• Records:
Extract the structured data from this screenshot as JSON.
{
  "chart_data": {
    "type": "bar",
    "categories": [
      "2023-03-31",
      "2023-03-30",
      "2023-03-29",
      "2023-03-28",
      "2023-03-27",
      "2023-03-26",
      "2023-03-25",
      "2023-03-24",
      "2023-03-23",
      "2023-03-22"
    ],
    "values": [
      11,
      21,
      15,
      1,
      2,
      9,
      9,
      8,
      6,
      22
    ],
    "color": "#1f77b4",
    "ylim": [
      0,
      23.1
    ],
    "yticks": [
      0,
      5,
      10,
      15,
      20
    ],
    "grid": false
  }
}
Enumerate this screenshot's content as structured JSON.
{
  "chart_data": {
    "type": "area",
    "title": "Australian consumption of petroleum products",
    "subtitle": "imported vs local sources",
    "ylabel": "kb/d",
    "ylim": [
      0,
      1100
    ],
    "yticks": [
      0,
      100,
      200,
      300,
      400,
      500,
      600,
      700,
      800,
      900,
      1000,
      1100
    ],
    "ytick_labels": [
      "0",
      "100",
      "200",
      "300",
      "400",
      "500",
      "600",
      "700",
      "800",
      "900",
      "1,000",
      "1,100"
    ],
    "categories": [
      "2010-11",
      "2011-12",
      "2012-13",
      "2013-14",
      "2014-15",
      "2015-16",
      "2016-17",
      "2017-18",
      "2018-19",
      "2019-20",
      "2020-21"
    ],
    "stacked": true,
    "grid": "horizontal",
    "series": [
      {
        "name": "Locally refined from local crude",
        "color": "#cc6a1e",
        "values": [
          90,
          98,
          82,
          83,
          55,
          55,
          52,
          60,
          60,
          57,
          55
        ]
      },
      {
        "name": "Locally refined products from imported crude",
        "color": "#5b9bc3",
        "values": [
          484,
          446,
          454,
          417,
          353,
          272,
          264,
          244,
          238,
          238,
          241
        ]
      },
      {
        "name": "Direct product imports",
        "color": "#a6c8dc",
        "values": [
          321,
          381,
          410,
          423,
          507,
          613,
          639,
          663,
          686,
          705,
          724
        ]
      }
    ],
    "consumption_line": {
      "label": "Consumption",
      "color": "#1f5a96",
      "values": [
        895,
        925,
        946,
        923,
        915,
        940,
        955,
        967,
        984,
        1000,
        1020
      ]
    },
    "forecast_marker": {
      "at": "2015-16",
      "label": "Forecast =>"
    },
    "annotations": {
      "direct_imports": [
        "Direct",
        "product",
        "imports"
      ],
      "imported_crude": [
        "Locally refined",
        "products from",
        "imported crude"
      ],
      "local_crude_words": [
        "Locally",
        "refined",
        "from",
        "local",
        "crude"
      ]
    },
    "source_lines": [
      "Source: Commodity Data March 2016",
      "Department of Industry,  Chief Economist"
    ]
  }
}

• Task to carry out: Locate the word "Locally" in the data above. Copy every line carrying it.

• Solution for this exercise:
        "name": "Locally refined from local crude",
        "name": "Locally refined products from imported crude",
        "Locally refined",
        "Locally",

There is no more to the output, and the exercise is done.